Extract every line below that contains the word "경배하는".

Available records>
* start *
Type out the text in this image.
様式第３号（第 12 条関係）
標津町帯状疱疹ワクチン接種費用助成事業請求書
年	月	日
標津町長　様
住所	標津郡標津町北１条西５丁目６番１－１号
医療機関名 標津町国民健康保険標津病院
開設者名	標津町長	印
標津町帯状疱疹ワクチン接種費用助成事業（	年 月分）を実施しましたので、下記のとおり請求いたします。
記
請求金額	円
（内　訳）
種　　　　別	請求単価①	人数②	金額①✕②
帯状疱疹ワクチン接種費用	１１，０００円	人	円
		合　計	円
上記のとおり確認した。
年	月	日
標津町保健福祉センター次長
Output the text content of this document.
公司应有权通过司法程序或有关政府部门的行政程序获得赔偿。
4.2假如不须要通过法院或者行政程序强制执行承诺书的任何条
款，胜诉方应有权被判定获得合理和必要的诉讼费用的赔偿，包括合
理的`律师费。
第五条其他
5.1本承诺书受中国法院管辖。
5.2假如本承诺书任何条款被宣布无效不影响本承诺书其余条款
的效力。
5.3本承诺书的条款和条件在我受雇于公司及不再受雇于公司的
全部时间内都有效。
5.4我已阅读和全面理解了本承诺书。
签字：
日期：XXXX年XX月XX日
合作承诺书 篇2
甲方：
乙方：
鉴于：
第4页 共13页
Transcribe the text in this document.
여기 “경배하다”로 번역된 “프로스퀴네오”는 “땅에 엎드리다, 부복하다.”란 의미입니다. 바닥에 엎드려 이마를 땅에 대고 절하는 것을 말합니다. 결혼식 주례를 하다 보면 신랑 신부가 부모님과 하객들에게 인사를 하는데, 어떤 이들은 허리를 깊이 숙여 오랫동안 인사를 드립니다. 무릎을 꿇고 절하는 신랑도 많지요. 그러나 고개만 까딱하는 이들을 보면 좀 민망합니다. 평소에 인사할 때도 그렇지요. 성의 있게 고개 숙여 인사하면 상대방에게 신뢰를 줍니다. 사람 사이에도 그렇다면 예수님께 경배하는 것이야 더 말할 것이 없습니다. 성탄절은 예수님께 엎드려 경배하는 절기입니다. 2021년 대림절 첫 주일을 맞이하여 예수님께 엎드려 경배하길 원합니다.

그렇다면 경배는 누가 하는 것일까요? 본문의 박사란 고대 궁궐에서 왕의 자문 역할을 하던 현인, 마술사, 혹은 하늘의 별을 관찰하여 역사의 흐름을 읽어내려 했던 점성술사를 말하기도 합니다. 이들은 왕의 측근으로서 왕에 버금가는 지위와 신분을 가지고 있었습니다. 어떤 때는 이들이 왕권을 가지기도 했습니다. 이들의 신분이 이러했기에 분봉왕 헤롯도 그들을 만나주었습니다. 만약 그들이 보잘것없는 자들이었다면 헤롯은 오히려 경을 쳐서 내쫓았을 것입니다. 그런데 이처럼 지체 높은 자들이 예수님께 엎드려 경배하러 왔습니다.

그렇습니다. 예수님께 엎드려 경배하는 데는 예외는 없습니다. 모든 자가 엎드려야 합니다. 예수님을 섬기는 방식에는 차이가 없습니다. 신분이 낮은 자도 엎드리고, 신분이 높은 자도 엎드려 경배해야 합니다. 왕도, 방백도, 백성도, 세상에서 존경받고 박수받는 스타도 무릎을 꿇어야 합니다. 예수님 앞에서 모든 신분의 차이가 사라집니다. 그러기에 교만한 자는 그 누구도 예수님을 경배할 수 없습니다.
* end *
Answer in full>
여기 “경배하다”로 번역된 “프로스퀴네오”는 “땅에 엎드리다, 부복하다.”란 의미입니다. 바닥에 엎드려 이마를 땅에 대고 절하는 것을 말합니다. 결혼식 주례를 하다 보면 신랑 신부가 부모님과 하객들에게 인사를 하는데, 어떤 이들은 허리를 깊이 숙여 오랫동안 인사를 드립니다. 무릎을 꿇고 절하는 신랑도 많지요. 그러나 고개만 까딱하는 이들을 보면 좀 민망합니다. 평소에 인사할 때도 그렇지요. 성의 있게 고개 숙여 인사하면 상대방에게 신뢰를 줍니다. 사람 사이에도 그렇다면 예수님께 경배하는 것이야 더 말할 것이 없습니다. 성탄절은 예수님께 엎드려 경배하는 절기입니다. 2021년 대림절 첫 주일을 맞이하여 예수님께 엎드려 경배하길 원합니다.
그렇습니다. 예수님께 엎드려 경배하는 데는 예외는 없습니다. 모든 자가 엎드려야 합니다. 예수님을 섬기는 방식에는 차이가 없습니다. 신분이 낮은 자도 엎드리고, 신분이 높은 자도 엎드려 경배해야 합니다. 왕도, 방백도, 백성도, 세상에서 존경받고 박수받는 스타도 무릎을 꿇어야 합니다. 예수님 앞에서 모든 신분의 차이가 사라집니다. 그러기에 교만한 자는 그 누구도 예수님을 경배할 수 없습니다.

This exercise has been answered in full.